### Objective
Copy all lines that contain the word "structure".

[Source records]
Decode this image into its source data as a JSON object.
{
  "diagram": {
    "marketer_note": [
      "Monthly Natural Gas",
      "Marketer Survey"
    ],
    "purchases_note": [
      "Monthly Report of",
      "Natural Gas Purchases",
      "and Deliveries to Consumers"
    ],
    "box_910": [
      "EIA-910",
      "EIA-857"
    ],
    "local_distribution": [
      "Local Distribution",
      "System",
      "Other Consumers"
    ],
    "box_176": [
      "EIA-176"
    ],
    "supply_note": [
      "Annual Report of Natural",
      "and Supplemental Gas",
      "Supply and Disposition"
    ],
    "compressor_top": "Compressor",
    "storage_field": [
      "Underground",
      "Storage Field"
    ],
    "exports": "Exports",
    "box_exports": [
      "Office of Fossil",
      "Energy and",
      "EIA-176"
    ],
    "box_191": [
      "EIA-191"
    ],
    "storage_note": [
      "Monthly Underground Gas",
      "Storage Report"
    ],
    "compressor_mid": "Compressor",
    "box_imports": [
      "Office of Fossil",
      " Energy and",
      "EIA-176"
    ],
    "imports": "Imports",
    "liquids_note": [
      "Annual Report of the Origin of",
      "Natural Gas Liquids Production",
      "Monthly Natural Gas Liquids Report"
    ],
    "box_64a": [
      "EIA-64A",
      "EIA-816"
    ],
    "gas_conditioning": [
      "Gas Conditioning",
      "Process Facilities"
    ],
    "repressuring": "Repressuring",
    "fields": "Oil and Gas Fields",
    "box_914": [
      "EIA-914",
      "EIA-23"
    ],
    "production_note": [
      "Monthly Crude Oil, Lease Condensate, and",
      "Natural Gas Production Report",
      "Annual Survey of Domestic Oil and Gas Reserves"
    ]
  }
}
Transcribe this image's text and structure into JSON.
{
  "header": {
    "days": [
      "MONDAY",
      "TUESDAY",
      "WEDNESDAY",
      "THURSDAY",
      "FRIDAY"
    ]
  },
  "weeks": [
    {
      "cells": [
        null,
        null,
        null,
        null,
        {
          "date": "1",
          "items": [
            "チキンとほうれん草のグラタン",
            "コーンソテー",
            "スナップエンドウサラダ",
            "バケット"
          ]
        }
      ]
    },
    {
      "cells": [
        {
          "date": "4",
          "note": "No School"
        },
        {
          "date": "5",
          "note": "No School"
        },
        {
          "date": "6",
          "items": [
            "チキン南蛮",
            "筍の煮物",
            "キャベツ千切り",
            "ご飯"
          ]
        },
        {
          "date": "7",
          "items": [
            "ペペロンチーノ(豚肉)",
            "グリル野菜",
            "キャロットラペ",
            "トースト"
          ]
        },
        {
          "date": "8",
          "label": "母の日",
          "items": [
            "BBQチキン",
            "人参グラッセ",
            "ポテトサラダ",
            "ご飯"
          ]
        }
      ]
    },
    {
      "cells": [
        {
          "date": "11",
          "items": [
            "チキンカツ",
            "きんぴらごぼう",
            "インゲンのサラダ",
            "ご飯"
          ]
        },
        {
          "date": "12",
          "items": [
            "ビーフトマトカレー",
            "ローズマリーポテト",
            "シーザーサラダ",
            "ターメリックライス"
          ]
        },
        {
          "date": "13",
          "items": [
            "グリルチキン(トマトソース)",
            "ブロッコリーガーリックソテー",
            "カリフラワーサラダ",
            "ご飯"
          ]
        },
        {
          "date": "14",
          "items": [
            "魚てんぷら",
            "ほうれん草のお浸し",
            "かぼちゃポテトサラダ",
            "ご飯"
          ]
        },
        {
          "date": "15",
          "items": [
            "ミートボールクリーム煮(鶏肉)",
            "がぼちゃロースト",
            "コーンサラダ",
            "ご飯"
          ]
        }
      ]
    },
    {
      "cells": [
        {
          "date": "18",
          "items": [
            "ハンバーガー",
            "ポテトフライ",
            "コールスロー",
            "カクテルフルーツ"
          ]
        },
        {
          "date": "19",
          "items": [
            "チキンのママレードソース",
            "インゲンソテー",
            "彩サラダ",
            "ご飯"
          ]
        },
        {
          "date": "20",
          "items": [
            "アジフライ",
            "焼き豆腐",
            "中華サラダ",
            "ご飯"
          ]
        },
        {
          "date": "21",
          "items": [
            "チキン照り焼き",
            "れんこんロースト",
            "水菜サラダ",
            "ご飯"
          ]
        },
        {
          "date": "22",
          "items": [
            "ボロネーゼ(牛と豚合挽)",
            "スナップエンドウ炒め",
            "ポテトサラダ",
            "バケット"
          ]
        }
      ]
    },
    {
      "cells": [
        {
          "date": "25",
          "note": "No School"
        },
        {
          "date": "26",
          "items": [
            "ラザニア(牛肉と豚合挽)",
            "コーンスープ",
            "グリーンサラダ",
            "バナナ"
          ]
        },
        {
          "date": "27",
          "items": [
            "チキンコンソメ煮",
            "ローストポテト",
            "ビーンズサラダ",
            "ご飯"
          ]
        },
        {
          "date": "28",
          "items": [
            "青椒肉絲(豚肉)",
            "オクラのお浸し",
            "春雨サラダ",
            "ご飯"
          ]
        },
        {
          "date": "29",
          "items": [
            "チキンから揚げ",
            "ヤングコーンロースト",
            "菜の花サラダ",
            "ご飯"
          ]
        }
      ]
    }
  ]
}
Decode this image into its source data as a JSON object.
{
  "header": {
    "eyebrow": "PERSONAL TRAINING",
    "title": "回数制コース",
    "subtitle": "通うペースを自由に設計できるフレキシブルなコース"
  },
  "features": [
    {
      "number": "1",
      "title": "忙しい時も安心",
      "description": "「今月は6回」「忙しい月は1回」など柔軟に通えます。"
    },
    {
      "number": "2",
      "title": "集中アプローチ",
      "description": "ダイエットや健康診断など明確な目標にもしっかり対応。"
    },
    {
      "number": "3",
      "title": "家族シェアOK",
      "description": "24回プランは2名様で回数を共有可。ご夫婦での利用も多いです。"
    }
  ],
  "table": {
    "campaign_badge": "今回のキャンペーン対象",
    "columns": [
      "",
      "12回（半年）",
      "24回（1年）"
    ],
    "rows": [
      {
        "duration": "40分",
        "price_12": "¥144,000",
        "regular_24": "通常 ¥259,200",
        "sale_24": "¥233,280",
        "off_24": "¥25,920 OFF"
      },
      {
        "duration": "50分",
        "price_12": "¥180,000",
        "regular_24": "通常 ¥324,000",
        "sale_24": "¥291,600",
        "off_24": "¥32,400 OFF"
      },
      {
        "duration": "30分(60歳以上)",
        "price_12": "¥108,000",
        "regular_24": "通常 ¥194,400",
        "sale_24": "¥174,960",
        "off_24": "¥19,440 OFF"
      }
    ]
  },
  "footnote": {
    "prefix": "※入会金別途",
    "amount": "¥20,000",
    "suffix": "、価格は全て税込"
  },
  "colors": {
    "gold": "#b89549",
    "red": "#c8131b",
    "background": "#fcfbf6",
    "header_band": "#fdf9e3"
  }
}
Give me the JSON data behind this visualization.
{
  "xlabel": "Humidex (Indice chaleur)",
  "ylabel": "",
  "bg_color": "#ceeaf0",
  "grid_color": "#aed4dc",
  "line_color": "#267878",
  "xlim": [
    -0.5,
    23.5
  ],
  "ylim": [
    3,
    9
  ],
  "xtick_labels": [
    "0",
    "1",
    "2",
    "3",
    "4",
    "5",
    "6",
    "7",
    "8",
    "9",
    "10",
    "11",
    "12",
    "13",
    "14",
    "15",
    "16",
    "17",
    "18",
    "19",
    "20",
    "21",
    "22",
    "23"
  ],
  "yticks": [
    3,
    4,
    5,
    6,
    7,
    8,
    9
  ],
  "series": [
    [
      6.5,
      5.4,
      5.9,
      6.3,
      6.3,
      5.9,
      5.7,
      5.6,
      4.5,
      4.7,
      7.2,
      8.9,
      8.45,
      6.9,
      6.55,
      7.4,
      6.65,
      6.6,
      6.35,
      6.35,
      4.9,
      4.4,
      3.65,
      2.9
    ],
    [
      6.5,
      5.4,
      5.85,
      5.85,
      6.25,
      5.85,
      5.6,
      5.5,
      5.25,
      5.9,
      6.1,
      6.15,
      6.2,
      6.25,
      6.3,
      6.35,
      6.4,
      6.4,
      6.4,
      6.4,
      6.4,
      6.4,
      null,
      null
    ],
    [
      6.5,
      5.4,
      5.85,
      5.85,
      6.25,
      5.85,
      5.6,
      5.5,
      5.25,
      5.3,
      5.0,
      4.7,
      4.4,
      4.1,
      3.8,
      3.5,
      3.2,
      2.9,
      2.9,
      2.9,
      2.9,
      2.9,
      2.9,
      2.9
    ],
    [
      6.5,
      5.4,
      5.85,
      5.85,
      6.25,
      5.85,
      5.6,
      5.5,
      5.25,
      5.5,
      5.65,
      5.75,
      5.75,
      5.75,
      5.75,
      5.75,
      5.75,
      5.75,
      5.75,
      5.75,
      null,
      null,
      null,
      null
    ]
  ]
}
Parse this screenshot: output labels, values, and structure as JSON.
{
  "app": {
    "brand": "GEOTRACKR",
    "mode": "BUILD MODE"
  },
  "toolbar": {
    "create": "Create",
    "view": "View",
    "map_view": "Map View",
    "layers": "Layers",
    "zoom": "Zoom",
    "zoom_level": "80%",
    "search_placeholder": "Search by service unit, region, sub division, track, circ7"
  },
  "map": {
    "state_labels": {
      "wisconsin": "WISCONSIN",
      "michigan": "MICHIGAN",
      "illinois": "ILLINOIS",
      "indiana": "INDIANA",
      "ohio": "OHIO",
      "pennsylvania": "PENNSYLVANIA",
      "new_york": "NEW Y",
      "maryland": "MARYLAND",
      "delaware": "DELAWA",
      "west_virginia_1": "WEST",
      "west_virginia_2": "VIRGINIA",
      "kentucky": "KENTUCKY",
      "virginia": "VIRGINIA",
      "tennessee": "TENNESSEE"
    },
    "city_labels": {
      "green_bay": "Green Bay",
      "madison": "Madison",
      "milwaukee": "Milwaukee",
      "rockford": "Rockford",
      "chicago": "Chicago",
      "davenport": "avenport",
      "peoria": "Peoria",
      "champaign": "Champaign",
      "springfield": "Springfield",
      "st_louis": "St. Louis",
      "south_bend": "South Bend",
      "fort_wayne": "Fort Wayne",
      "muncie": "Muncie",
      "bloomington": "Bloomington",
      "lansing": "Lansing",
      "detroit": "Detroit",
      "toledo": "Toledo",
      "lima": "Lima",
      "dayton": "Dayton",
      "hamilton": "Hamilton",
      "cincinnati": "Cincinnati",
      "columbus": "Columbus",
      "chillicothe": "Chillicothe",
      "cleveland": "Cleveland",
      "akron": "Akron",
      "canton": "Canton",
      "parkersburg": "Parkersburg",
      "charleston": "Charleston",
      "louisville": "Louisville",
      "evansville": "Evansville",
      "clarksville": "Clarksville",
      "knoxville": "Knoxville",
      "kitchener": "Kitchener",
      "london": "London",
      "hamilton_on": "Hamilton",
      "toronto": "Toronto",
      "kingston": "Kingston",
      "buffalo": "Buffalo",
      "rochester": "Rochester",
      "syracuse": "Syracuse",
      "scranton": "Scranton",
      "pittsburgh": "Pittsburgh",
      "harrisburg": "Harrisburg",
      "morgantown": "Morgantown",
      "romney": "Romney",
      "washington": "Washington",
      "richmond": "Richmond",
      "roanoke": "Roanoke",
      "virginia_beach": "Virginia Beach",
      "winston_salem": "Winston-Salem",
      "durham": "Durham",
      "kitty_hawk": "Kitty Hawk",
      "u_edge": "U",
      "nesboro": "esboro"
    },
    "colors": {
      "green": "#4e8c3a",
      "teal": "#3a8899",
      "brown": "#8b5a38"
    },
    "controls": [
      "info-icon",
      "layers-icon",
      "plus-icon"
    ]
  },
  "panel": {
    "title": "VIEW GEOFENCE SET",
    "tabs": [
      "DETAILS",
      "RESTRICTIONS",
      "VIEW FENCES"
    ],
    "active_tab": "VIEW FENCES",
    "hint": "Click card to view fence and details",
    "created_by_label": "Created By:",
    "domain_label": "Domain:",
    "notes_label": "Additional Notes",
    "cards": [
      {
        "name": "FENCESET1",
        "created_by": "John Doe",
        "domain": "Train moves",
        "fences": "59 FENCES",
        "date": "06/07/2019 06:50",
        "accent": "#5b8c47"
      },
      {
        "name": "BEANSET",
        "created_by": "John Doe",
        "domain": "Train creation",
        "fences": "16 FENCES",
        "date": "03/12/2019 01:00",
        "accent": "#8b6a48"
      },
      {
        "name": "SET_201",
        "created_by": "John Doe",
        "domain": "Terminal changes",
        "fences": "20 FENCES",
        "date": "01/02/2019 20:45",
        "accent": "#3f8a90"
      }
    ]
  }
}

### Complete output
Transcribe this image's text and structure into JSON.
Parse this screenshot: output labels, values, and structure as JSON.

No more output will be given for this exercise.